What you should do: Find and copy lines holding "structured".

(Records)
_ _ _ _
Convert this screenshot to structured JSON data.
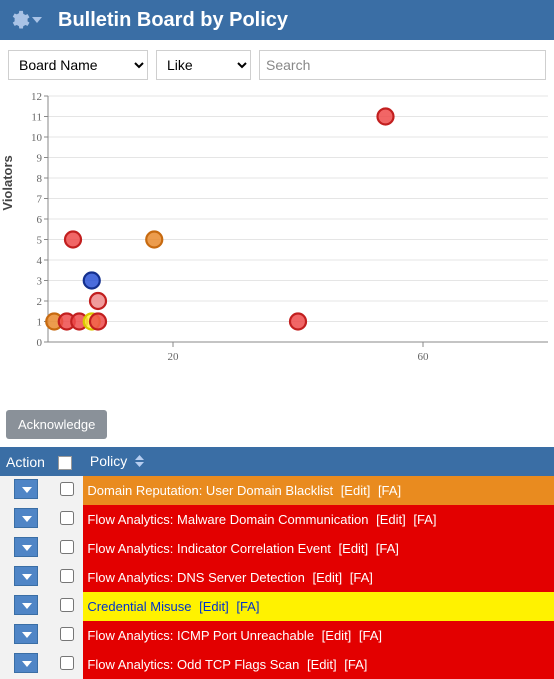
{
  "header": {
    "title": "Bulletin Board by Policy",
    "header_bg": "#3a6ea5"
  },
  "filter": {
    "field_select": "Board Name",
    "op_select": "Like",
    "search_placeholder": "Search"
  },
  "chart": {
    "type": "scatter",
    "ylabel": "Violators",
    "xlim": [
      0,
      80
    ],
    "ylim": [
      0,
      12
    ],
    "yticks": [
      0,
      1,
      2,
      3,
      4,
      5,
      6,
      7,
      8,
      9,
      10,
      11,
      12
    ],
    "xticks": [
      20,
      60
    ],
    "grid_color": "#e5e5e5",
    "axis_color": "#888888",
    "label_color": "#666666",
    "label_fontsize": 11,
    "ylabel_fontsize": 13,
    "background_color": "#ffffff",
    "marker_radius": 8,
    "marker_stroke_width": 2.2,
    "points": [
      {
        "x": 1,
        "y": 1,
        "fill": "#e98b2e",
        "stroke": "#c76a10"
      },
      {
        "x": 3,
        "y": 1,
        "fill": "#ef4b4b",
        "stroke": "#c21f1f"
      },
      {
        "x": 5,
        "y": 1,
        "fill": "#ef4b4b",
        "stroke": "#c21f1f"
      },
      {
        "x": 7,
        "y": 1,
        "fill": "#fff23a",
        "stroke": "#d9c900"
      },
      {
        "x": 8,
        "y": 1,
        "fill": "#ef4b4b",
        "stroke": "#c21f1f"
      },
      {
        "x": 8,
        "y": 2,
        "fill": "#ef8b8b",
        "stroke": "#c21f1f"
      },
      {
        "x": 7,
        "y": 3,
        "fill": "#2a52d6",
        "stroke": "#14308e"
      },
      {
        "x": 4,
        "y": 5,
        "fill": "#ef4b4b",
        "stroke": "#c21f1f"
      },
      {
        "x": 17,
        "y": 5,
        "fill": "#e98b2e",
        "stroke": "#c76a10"
      },
      {
        "x": 40,
        "y": 1,
        "fill": "#ef4b4b",
        "stroke": "#c21f1f"
      },
      {
        "x": 54,
        "y": 11,
        "fill": "#ef4b4b",
        "stroke": "#c21f1f"
      }
    ]
  },
  "ack_label": "Acknowledge",
  "table": {
    "columns": {
      "action": "Action",
      "policy": "Policy"
    },
    "edit_label": "[Edit]",
    "fa_label": "[FA]",
    "rows": [
      {
        "label": "Domain Reputation: User Domain Blacklist",
        "bg": "#e98b1f",
        "text": "#ffffff"
      },
      {
        "label": "Flow Analytics: Malware Domain Communication",
        "bg": "#e30000",
        "text": "#ffffff"
      },
      {
        "label": "Flow Analytics: Indicator Correlation Event",
        "bg": "#e30000",
        "text": "#ffffff"
      },
      {
        "label": "Flow Analytics: DNS Server Detection",
        "bg": "#e30000",
        "text": "#ffffff"
      },
      {
        "label": "Credential Misuse",
        "bg": "#fff200",
        "text": "#0033cc",
        "cred": true
      },
      {
        "label": "Flow Analytics: ICMP Port Unreachable",
        "bg": "#e30000",
        "text": "#ffffff"
      },
      {
        "label": "Flow Analytics: Odd TCP Flags Scan",
        "bg": "#e30000",
        "text": "#ffffff"
      }
    ]
  }
}
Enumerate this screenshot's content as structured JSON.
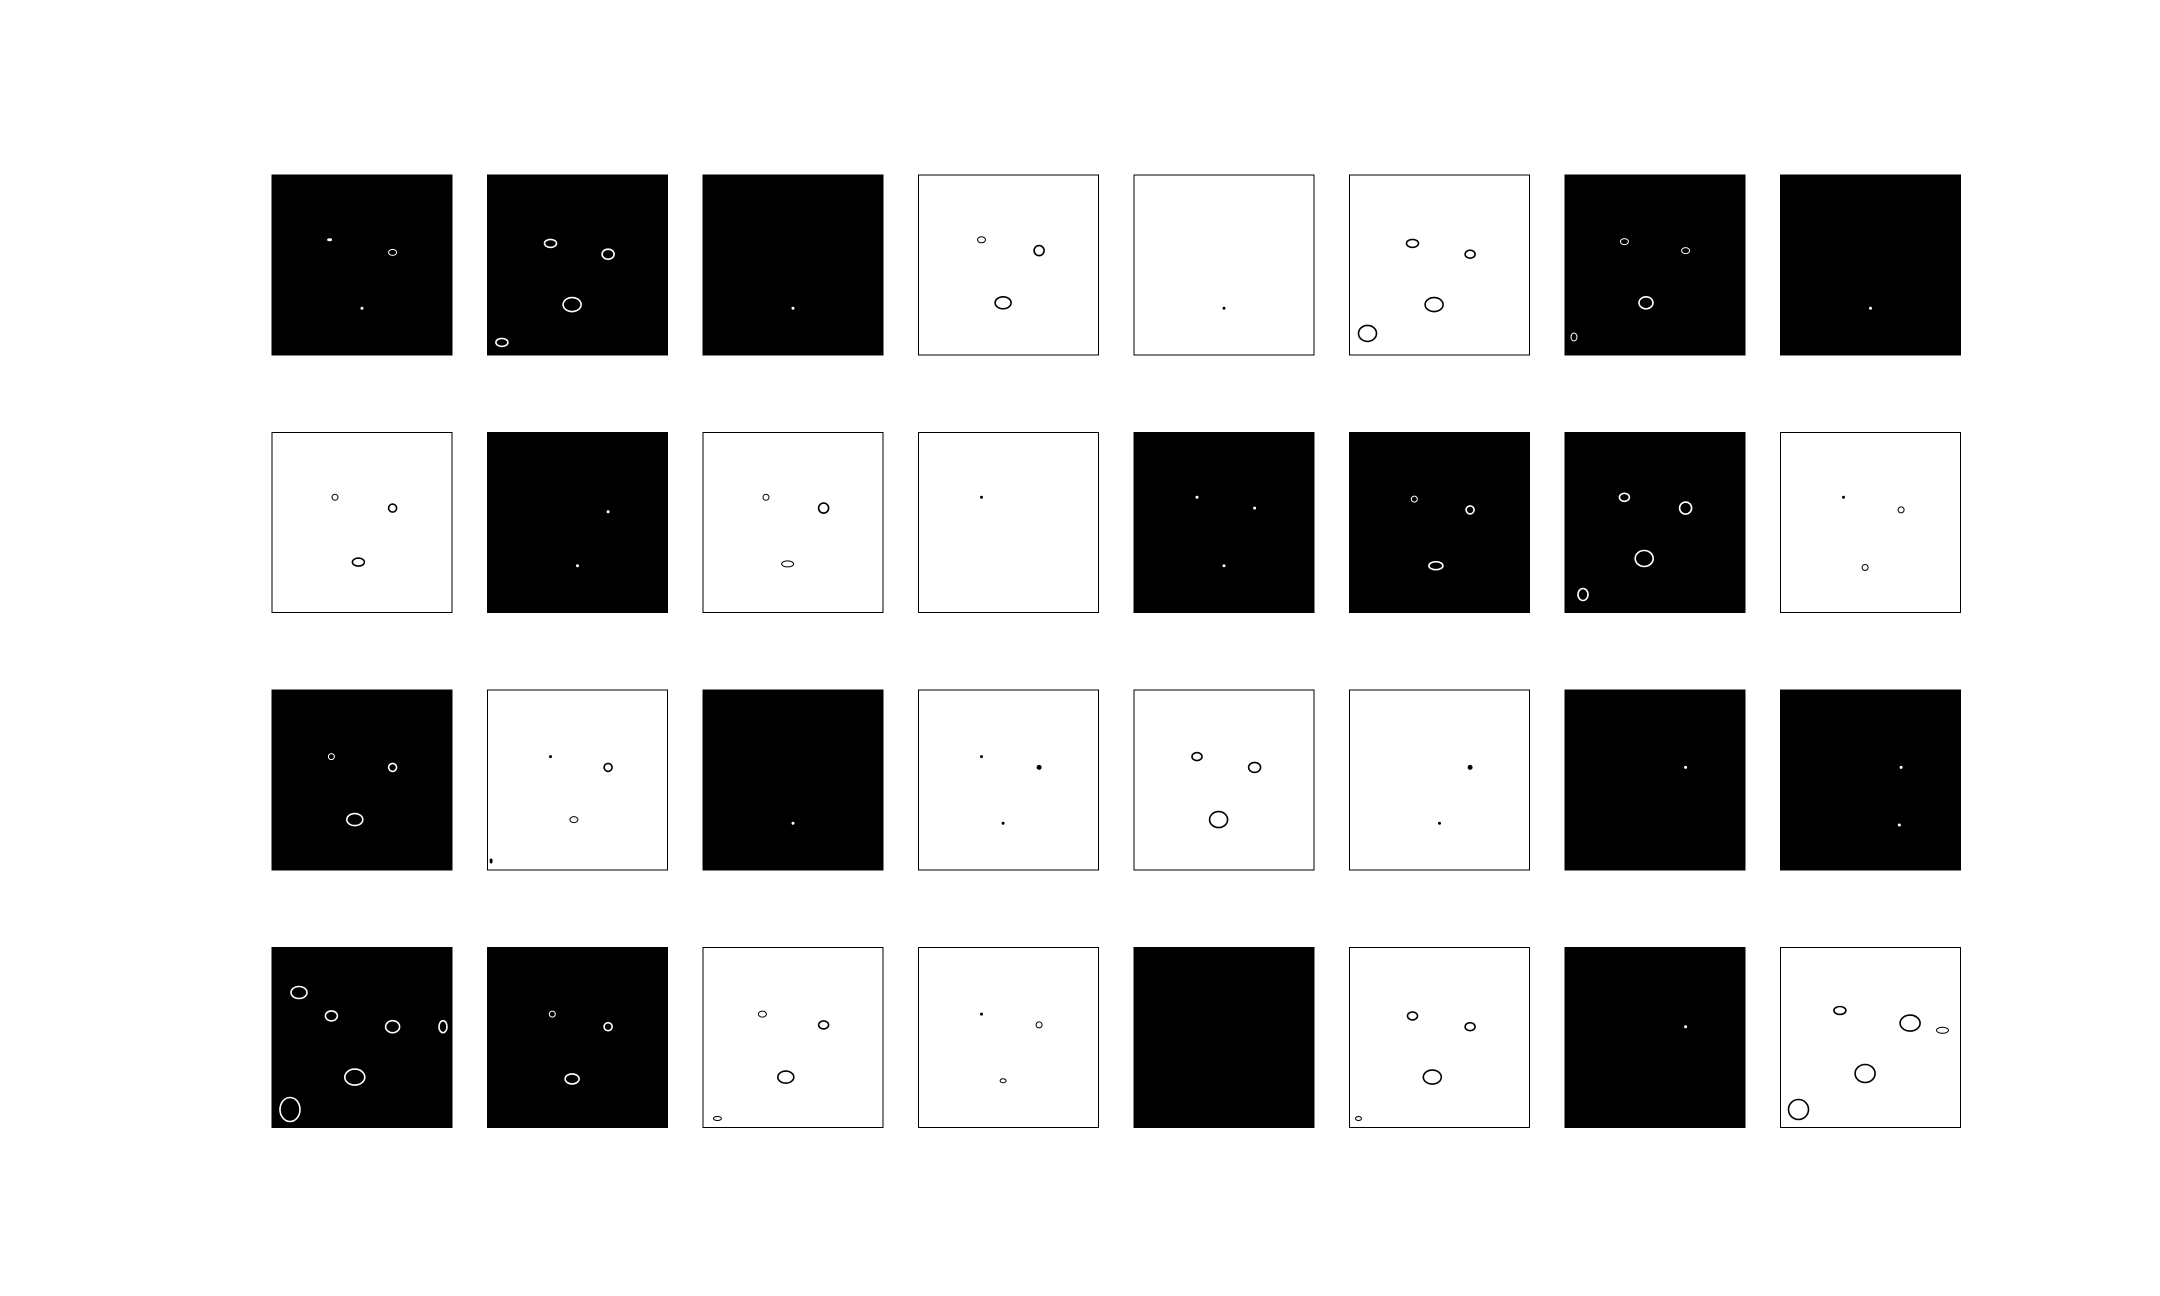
{
  "figure": {
    "rows": 4,
    "cols": 8,
    "colors": {
      "background": "#ffffff",
      "dark_tile": "#000000",
      "light_tile": "#ffffff",
      "frame": "#000000"
    },
    "panels": [
      {
        "bg": "dark",
        "marks": [
          [
            0.32,
            0.36,
            2,
            1
          ],
          [
            0.67,
            0.43,
            4,
            3
          ],
          [
            0.5,
            0.74,
            1,
            1
          ]
        ]
      },
      {
        "bg": "dark",
        "marks": [
          [
            0.35,
            0.38,
            6,
            4
          ],
          [
            0.67,
            0.44,
            6,
            5
          ],
          [
            0.47,
            0.72,
            9,
            7
          ],
          [
            0.08,
            0.93,
            6,
            4
          ]
        ]
      },
      {
        "bg": "dark",
        "marks": [
          [
            0.5,
            0.74,
            1,
            1
          ]
        ]
      },
      {
        "bg": "light",
        "marks": [
          [
            0.35,
            0.36,
            4,
            3
          ],
          [
            0.67,
            0.42,
            5,
            5
          ],
          [
            0.47,
            0.71,
            8,
            6
          ]
        ]
      },
      {
        "bg": "light",
        "marks": [
          [
            0.5,
            0.74,
            1,
            1
          ]
        ]
      },
      {
        "bg": "light",
        "marks": [
          [
            0.35,
            0.38,
            6,
            4
          ],
          [
            0.67,
            0.44,
            5,
            4
          ],
          [
            0.47,
            0.72,
            9,
            7
          ],
          [
            0.1,
            0.88,
            9,
            8
          ]
        ]
      },
      {
        "bg": "dark",
        "marks": [
          [
            0.33,
            0.37,
            4,
            3
          ],
          [
            0.67,
            0.42,
            4,
            3
          ],
          [
            0.45,
            0.71,
            7,
            6
          ],
          [
            0.05,
            0.9,
            3,
            4
          ]
        ]
      },
      {
        "bg": "dark",
        "marks": [
          [
            0.5,
            0.74,
            1,
            1
          ]
        ]
      },
      {
        "bg": "light",
        "marks": [
          [
            0.35,
            0.36,
            3,
            3
          ],
          [
            0.67,
            0.42,
            4,
            4
          ],
          [
            0.48,
            0.72,
            6,
            4
          ]
        ]
      },
      {
        "bg": "dark",
        "marks": [
          [
            0.67,
            0.44,
            1,
            1
          ],
          [
            0.5,
            0.74,
            1,
            1
          ]
        ]
      },
      {
        "bg": "light",
        "marks": [
          [
            0.35,
            0.36,
            3,
            3
          ],
          [
            0.67,
            0.42,
            5,
            5
          ],
          [
            0.47,
            0.73,
            6,
            3
          ]
        ]
      },
      {
        "bg": "light",
        "marks": [
          [
            0.35,
            0.36,
            1,
            1
          ]
        ]
      },
      {
        "bg": "dark",
        "marks": [
          [
            0.35,
            0.36,
            1,
            1
          ],
          [
            0.67,
            0.42,
            1,
            1
          ],
          [
            0.5,
            0.74,
            1,
            1
          ]
        ]
      },
      {
        "bg": "dark",
        "marks": [
          [
            0.36,
            0.37,
            3,
            3
          ],
          [
            0.67,
            0.43,
            4,
            4
          ],
          [
            0.48,
            0.74,
            7,
            4
          ]
        ]
      },
      {
        "bg": "dark",
        "marks": [
          [
            0.33,
            0.36,
            5,
            4
          ],
          [
            0.67,
            0.42,
            6,
            6
          ],
          [
            0.44,
            0.7,
            9,
            8
          ],
          [
            0.1,
            0.9,
            5,
            6
          ]
        ]
      },
      {
        "bg": "light",
        "marks": [
          [
            0.35,
            0.36,
            1,
            1
          ],
          [
            0.67,
            0.43,
            3,
            3
          ],
          [
            0.47,
            0.75,
            3,
            3
          ]
        ]
      },
      {
        "bg": "dark",
        "marks": [
          [
            0.33,
            0.37,
            3,
            3
          ],
          [
            0.67,
            0.43,
            4,
            4
          ],
          [
            0.46,
            0.72,
            8,
            6
          ]
        ]
      },
      {
        "bg": "light",
        "marks": [
          [
            0.35,
            0.37,
            1,
            1
          ],
          [
            0.67,
            0.43,
            4,
            4
          ],
          [
            0.48,
            0.72,
            4,
            3
          ],
          [
            0.02,
            0.95,
            1,
            2
          ]
        ]
      },
      {
        "bg": "dark",
        "marks": [
          [
            0.5,
            0.74,
            1,
            1
          ]
        ]
      },
      {
        "bg": "light",
        "marks": [
          [
            0.35,
            0.37,
            1,
            1
          ],
          [
            0.67,
            0.43,
            2,
            2
          ],
          [
            0.47,
            0.74,
            1,
            1
          ]
        ]
      },
      {
        "bg": "light",
        "marks": [
          [
            0.35,
            0.37,
            5,
            4
          ],
          [
            0.67,
            0.43,
            6,
            5
          ],
          [
            0.47,
            0.72,
            9,
            8
          ]
        ]
      },
      {
        "bg": "light",
        "marks": [
          [
            0.67,
            0.43,
            2,
            2
          ],
          [
            0.5,
            0.74,
            1,
            1
          ]
        ]
      },
      {
        "bg": "dark",
        "marks": [
          [
            0.67,
            0.43,
            1,
            1
          ]
        ]
      },
      {
        "bg": "dark",
        "marks": [
          [
            0.67,
            0.43,
            1,
            1
          ],
          [
            0.66,
            0.75,
            1,
            1
          ]
        ]
      },
      {
        "bg": "dark",
        "marks": [
          [
            0.33,
            0.38,
            6,
            5
          ],
          [
            0.67,
            0.44,
            7,
            6
          ],
          [
            0.46,
            0.72,
            10,
            8
          ],
          [
            0.1,
            0.9,
            10,
            12
          ],
          [
            0.15,
            0.25,
            8,
            6
          ],
          [
            0.95,
            0.44,
            4,
            6
          ]
        ]
      },
      {
        "bg": "dark",
        "marks": [
          [
            0.36,
            0.37,
            3,
            3
          ],
          [
            0.67,
            0.44,
            4,
            4
          ],
          [
            0.47,
            0.73,
            7,
            5
          ]
        ]
      },
      {
        "bg": "light",
        "marks": [
          [
            0.33,
            0.37,
            4,
            3
          ],
          [
            0.67,
            0.43,
            5,
            4
          ],
          [
            0.46,
            0.72,
            8,
            6
          ],
          [
            0.08,
            0.95,
            4,
            2
          ]
        ]
      },
      {
        "bg": "light",
        "marks": [
          [
            0.35,
            0.37,
            1,
            1
          ],
          [
            0.67,
            0.43,
            3,
            3
          ],
          [
            0.47,
            0.74,
            3,
            2
          ]
        ]
      },
      {
        "bg": "dark",
        "marks": []
      },
      {
        "bg": "light",
        "marks": [
          [
            0.35,
            0.38,
            5,
            4
          ],
          [
            0.67,
            0.44,
            5,
            4
          ],
          [
            0.46,
            0.72,
            9,
            7
          ],
          [
            0.05,
            0.95,
            3,
            2
          ]
        ]
      },
      {
        "bg": "dark",
        "marks": [
          [
            0.67,
            0.44,
            1,
            1
          ]
        ]
      },
      {
        "bg": "light",
        "marks": [
          [
            0.33,
            0.35,
            6,
            4
          ],
          [
            0.72,
            0.42,
            10,
            8
          ],
          [
            0.47,
            0.7,
            10,
            9
          ],
          [
            0.1,
            0.9,
            10,
            10
          ],
          [
            0.9,
            0.46,
            6,
            3
          ]
        ]
      }
    ]
  }
}
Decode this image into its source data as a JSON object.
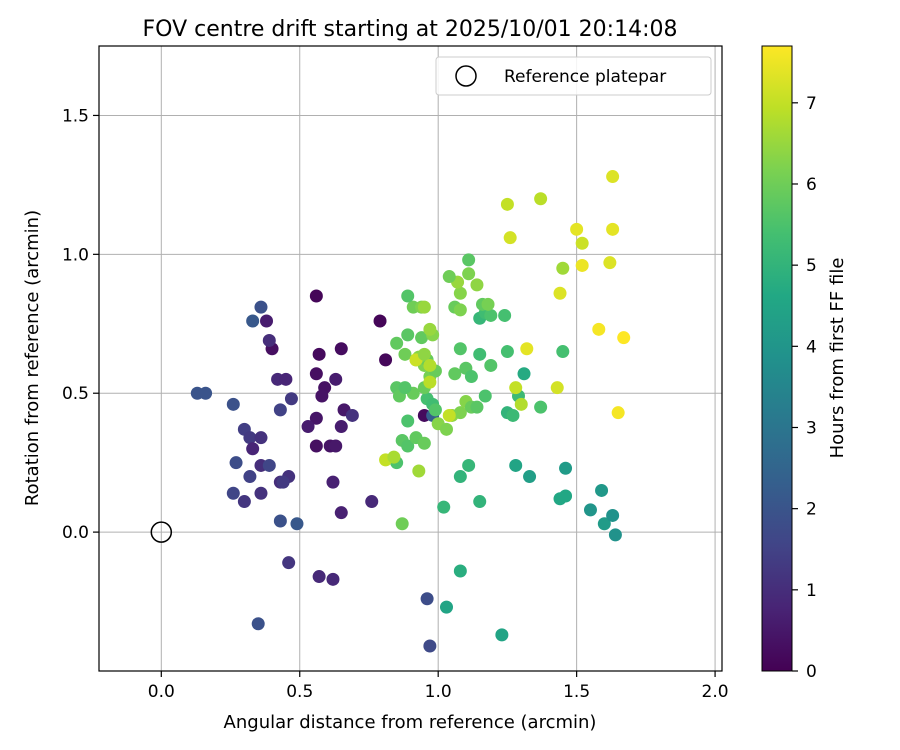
_ _ _ _
Correct answer:
Convert this screenshot to structured JSON data.
Enumerate this screenshot's content as structured JSON.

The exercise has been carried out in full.